Word for word, restate every line of the material.

[Dataset entries]
###

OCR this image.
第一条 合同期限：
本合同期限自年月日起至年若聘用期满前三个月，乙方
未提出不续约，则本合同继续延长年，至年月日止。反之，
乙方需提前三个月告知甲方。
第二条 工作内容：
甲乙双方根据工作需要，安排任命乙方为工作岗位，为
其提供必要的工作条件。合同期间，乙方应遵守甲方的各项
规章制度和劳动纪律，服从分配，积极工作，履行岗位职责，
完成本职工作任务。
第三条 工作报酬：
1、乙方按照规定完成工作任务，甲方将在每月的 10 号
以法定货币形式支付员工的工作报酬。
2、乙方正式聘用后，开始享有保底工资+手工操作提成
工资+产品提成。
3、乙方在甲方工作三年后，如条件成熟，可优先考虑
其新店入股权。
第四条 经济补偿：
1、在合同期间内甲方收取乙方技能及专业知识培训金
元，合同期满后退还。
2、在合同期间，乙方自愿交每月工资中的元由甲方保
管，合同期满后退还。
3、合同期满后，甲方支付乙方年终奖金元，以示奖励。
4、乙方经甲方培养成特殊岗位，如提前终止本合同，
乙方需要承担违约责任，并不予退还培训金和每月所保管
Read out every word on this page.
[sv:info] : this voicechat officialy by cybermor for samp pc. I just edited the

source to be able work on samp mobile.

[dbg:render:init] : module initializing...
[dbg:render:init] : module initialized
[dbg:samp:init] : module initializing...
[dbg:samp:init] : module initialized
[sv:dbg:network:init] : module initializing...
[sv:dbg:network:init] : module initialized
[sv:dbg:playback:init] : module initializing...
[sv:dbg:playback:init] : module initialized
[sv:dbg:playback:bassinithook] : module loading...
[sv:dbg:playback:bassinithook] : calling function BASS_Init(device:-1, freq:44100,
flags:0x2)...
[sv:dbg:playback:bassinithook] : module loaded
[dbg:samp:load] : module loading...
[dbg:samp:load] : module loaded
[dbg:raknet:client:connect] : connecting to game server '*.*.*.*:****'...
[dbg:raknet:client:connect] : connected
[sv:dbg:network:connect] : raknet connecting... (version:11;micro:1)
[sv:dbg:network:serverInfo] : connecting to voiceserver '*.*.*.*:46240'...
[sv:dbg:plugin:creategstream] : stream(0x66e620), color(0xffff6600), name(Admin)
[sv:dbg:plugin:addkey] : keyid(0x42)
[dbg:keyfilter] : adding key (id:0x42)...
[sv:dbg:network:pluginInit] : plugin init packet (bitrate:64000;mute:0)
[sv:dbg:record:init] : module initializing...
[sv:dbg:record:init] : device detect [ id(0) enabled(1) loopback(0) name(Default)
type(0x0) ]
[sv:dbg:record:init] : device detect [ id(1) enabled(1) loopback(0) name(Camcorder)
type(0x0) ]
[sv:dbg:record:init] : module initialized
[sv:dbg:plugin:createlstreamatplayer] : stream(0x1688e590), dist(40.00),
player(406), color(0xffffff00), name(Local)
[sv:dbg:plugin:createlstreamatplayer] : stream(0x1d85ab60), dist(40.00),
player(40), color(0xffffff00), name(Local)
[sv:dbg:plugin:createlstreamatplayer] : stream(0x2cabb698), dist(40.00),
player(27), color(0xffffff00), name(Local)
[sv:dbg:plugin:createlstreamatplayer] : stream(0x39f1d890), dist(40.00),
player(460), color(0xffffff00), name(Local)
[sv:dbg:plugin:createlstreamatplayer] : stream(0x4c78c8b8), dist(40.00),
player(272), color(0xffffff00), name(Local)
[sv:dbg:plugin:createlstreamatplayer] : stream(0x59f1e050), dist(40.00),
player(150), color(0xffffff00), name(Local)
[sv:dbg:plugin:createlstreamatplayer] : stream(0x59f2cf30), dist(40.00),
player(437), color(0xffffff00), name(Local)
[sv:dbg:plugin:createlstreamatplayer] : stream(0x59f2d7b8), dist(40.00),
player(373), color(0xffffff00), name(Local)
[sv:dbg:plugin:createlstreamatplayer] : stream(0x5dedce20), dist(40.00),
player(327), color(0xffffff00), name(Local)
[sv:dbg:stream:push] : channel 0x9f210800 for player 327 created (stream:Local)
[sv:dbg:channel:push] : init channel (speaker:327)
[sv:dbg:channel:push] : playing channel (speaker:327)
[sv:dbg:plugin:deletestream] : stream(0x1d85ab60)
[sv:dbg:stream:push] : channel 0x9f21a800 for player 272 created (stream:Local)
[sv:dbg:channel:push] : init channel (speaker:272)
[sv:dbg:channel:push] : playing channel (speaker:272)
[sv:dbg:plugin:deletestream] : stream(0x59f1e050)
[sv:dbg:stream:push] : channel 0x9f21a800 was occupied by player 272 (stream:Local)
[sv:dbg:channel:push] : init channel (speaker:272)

###

OUTPUT FOR THIS EXERCISE:
OCR this image.
第一条 合同期限：
本合同期限自年月日起至年若聘用期满前三个月，乙方
未提出不续约，则本合同继续延长年，至年月日止。反之，
乙方需提前三个月告知甲方。
第二条 工作内容：
甲乙双方根据工作需要，安排任命乙方为工作岗位，为
其提供必要的工作条件。合同期间，乙方应遵守甲方的各项
规章制度和劳动纪律，服从分配，积极工作，履行岗位职责，
完成本职工作任务。
第三条 工作报酬：
1、乙方按照规定完成工作任务，甲方将在每月的 10 号
以法定货币形式支付员工的工作报酬。
2、乙方正式聘用后，开始享有保底工资+手工操作提成
工资+产品提成。
3、乙方在甲方工作三年后，如条件成熟，可优先考虑
其新店入股权。
第四条 经济补偿：
1、在合同期间内甲方收取乙方技能及专业知识培训金
元，合同期满后退还。
2、在合同期间，乙方自愿交每月工资中的元由甲方保
管，合同期满后退还。
3、合同期满后，甲方支付乙方年终奖金元，以示奖励。
4、乙方经甲方培养成特殊岗位，如提前终止本合同，
乙方需要承担违约责任，并不予退还培训金和每月所保管
Read out every word on this page.
[sv:info] : this voicechat officialy by cybermor for samp pc. I just edited the

source to be able work on samp mobile.

[dbg:render:init] : module initializing...
[dbg:render:init] : module initialized
[dbg:samp:init] : module initializing...
[dbg:samp:init] : module initialized
[sv:dbg:network:init] : module initializing...
[sv:dbg:network:init] : module initialized
[sv:dbg:playback:init] : module initializing...
[sv:dbg:playback:init] : module initialized
[sv:dbg:playback:bassinithook] : module loading...
[sv:dbg:playback:bassinithook] : calling function BASS_Init(device:-1, freq:44100,
flags:0x2)...
[sv:dbg:playback:bassinithook] : module loaded
[dbg:samp:load] : module loading...
[dbg:samp:load] : module loaded
[dbg:raknet:client:connect] : connecting to game server '*.*.*.*:****'...
[dbg:raknet:client:connect] : connected
[sv:dbg:network:connect] : raknet connecting... (version:11;micro:1)
[sv:dbg:network:serverInfo] : connecting to voiceserver '*.*.*.*:46240'...
[sv:dbg:plugin:creategstream] : stream(0x66e620), color(0xffff6600), name(Admin)
[sv:dbg:plugin:addkey] : keyid(0x42)
[dbg:keyfilter] : adding key (id:0x42)...
[sv:dbg:network:pluginInit] : plugin init packet (bitrate:64000;mute:0)
[sv:dbg:record:init] : module initializing...
[sv:dbg:record:init] : device detect [ id(0) enabled(1) loopback(0) name(Default)
type(0x0) ]
[sv:dbg:record:init] : device detect [ id(1) enabled(1) loopback(0) name(Camcorder)
type(0x0) ]
[sv:dbg:record:init] : module initialized
[sv:dbg:plugin:createlstreamatplayer] : stream(0x1688e590), dist(40.00),
player(406), color(0xffffff00), name(Local)
[sv:dbg:plugin:createlstreamatplayer] : stream(0x1d85ab60), dist(40.00),
player(40), color(0xffffff00), name(Local)
[sv:dbg:plugin:createlstreamatplayer] : stream(0x2cabb698), dist(40.00),
player(27), color(0xffffff00), name(Local)
[sv:dbg:plugin:createlstreamatplayer] : stream(0x39f1d890), dist(40.00),
player(460), color(0xffffff00), name(Local)
[sv:dbg:plugin:createlstreamatplayer] : stream(0x4c78c8b8), dist(40.00),
player(272), color(0xffffff00), name(Local)
[sv:dbg:plugin:createlstreamatplayer] : stream(0x59f1e050), dist(40.00),
player(150), color(0xffffff00), name(Local)
[sv:dbg:plugin:createlstreamatplayer] : stream(0x59f2cf30), dist(40.00),
player(437), color(0xffffff00), name(Local)
[sv:dbg:plugin:createlstreamatplayer] : stream(0x59f2d7b8), dist(40.00),
player(373), color(0xffffff00), name(Local)
[sv:dbg:plugin:createlstreamatplayer] : stream(0x5dedce20), dist(40.00),
player(327), color(0xffffff00), name(Local)
[sv:dbg:stream:push] : channel 0x9f210800 for player 327 created (stream:Local)
[sv:dbg:channel:push] : init channel (speaker:327)
[sv:dbg:channel:push] : playing channel (speaker:327)
[sv:dbg:plugin:deletestream] : stream(0x1d85ab60)
[sv:dbg:stream:push] : channel 0x9f21a800 for player 272 created (stream:Local)
[sv:dbg:channel:push] : init channel (speaker:272)
[sv:dbg:channel:push] : playing channel (speaker:272)
[sv:dbg:plugin:deletestream] : stream(0x59f1e050)
[sv:dbg:stream:push] : channel 0x9f21a800 was occupied by player 272 (stream:Local)
[sv:dbg:channel:push] : init channel (speaker:272)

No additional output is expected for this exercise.